>> start Supplied material
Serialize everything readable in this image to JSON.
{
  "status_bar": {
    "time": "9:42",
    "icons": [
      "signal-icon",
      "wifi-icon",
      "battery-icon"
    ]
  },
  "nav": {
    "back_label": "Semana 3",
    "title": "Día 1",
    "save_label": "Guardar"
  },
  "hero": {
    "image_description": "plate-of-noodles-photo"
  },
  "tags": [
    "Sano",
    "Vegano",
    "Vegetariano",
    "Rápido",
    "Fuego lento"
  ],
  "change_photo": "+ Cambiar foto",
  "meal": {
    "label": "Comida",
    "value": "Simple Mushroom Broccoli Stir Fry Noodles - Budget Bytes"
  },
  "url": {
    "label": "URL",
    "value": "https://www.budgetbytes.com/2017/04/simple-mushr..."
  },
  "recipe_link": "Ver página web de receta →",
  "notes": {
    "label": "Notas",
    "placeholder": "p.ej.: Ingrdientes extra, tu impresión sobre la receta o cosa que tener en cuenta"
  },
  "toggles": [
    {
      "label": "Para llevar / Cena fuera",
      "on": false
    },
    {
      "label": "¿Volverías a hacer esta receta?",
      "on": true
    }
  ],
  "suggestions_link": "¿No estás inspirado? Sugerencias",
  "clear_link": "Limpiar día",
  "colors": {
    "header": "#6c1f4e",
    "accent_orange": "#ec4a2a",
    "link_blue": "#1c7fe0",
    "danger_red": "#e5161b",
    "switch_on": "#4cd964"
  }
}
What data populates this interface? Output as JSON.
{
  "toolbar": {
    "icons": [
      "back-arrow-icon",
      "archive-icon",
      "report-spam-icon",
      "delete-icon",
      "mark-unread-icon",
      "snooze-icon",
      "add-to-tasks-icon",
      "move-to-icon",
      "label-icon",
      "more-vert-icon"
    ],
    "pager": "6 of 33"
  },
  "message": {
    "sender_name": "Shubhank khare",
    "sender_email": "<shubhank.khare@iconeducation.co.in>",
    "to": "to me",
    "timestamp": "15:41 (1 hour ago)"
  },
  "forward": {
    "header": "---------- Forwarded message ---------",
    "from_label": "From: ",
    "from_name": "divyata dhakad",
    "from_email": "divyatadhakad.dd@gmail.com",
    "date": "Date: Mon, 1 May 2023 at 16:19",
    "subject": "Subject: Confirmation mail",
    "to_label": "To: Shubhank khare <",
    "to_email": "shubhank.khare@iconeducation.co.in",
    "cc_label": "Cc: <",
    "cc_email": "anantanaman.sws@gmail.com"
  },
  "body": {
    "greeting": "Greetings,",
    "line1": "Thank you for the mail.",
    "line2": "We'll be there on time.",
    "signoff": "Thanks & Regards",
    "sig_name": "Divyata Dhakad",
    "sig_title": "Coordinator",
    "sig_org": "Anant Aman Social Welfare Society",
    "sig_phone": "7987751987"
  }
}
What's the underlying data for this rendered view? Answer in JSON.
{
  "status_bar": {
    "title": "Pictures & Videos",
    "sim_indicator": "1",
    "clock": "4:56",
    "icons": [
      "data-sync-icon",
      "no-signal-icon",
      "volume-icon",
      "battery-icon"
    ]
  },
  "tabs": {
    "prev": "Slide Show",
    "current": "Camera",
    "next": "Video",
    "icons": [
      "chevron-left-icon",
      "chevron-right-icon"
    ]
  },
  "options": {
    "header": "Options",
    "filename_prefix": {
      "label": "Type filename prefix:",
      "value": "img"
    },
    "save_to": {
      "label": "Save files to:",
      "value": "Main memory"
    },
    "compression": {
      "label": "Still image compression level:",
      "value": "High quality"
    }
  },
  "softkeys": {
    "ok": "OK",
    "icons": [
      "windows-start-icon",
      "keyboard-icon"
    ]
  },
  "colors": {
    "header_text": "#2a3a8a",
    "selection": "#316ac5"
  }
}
>> end Supplied material
### Written request
Repeat all of the records above exactly as they appear.

### Solved exercise
Serialize everything readable in this image to JSON.
{
  "status_bar": {
    "time": "9:42",
    "icons": [
      "signal-icon",
      "wifi-icon",
      "battery-icon"
    ]
  },
  "nav": {
    "back_label": "Semana 3",
    "title": "Día 1",
    "save_label": "Guardar"
  },
  "hero": {
    "image_description": "plate-of-noodles-photo"
  },
  "tags": [
    "Sano",
    "Vegano",
    "Vegetariano",
    "Rápido",
    "Fuego lento"
  ],
  "change_photo": "+ Cambiar foto",
  "meal": {
    "label": "Comida",
    "value": "Simple Mushroom Broccoli Stir Fry Noodles - Budget Bytes"
  },
  "url": {
    "label": "URL",
    "value": "https://www.budgetbytes.com/2017/04/simple-mushr..."
  },
  "recipe_link": "Ver página web de receta →",
  "notes": {
    "label": "Notas",
    "placeholder": "p.ej.: Ingrdientes extra, tu impresión sobre la receta o cosa que tener en cuenta"
  },
  "toggles": [
    {
      "label": "Para llevar / Cena fuera",
      "on": false
    },
    {
      "label": "¿Volverías a hacer esta receta?",
      "on": true
    }
  ],
  "suggestions_link": "¿No estás inspirado? Sugerencias",
  "clear_link": "Limpiar día",
  "colors": {
    "header": "#6c1f4e",
    "accent_orange": "#ec4a2a",
    "link_blue": "#1c7fe0",
    "danger_red": "#e5161b",
    "switch_on": "#4cd964"
  }
}
What data populates this interface? Output as JSON.
{
  "toolbar": {
    "icons": [
      "back-arrow-icon",
      "archive-icon",
      "report-spam-icon",
      "delete-icon",
      "mark-unread-icon",
      "snooze-icon",
      "add-to-tasks-icon",
      "move-to-icon",
      "label-icon",
      "more-vert-icon"
    ],
    "pager": "6 of 33"
  },
  "message": {
    "sender_name": "Shubhank khare",
    "sender_email": "<shubhank.khare@iconeducation.co.in>",
    "to": "to me",
    "timestamp": "15:41 (1 hour ago)"
  },
  "forward": {
    "header": "---------- Forwarded message ---------",
    "from_label": "From: ",
    "from_name": "divyata dhakad",
    "from_email": "divyatadhakad.dd@gmail.com",
    "date": "Date: Mon, 1 May 2023 at 16:19",
    "subject": "Subject: Confirmation mail",
    "to_label": "To: Shubhank khare <",
    "to_email": "shubhank.khare@iconeducation.co.in",
    "cc_label": "Cc: <",
    "cc_email": "anantanaman.sws@gmail.com"
  },
  "body": {
    "greeting": "Greetings,",
    "line1": "Thank you for the mail.",
    "line2": "We'll be there on time.",
    "signoff": "Thanks & Regards",
    "sig_name": "Divyata Dhakad",
    "sig_title": "Coordinator",
    "sig_org": "Anant Aman Social Welfare Society",
    "sig_phone": "7987751987"
  }
}
What's the underlying data for this rendered view? Answer in JSON.
{
  "status_bar": {
    "title": "Pictures & Videos",
    "sim_indicator": "1",
    "clock": "4:56",
    "icons": [
      "data-sync-icon",
      "no-signal-icon",
      "volume-icon",
      "battery-icon"
    ]
  },
  "tabs": {
    "prev": "Slide Show",
    "current": "Camera",
    "next": "Video",
    "icons": [
      "chevron-left-icon",
      "chevron-right-icon"
    ]
  },
  "options": {
    "header": "Options",
    "filename_prefix": {
      "label": "Type filename prefix:",
      "value": "img"
    },
    "save_to": {
      "label": "Save files to:",
      "value": "Main memory"
    },
    "compression": {
      "label": "Still image compression level:",
      "value": "High quality"
    }
  },
  "softkeys": {
    "ok": "OK",
    "icons": [
      "windows-start-icon",
      "keyboard-icon"
    ]
  },
  "colors": {
    "header_text": "#2a3a8a",
    "selection": "#316ac5"
  }
}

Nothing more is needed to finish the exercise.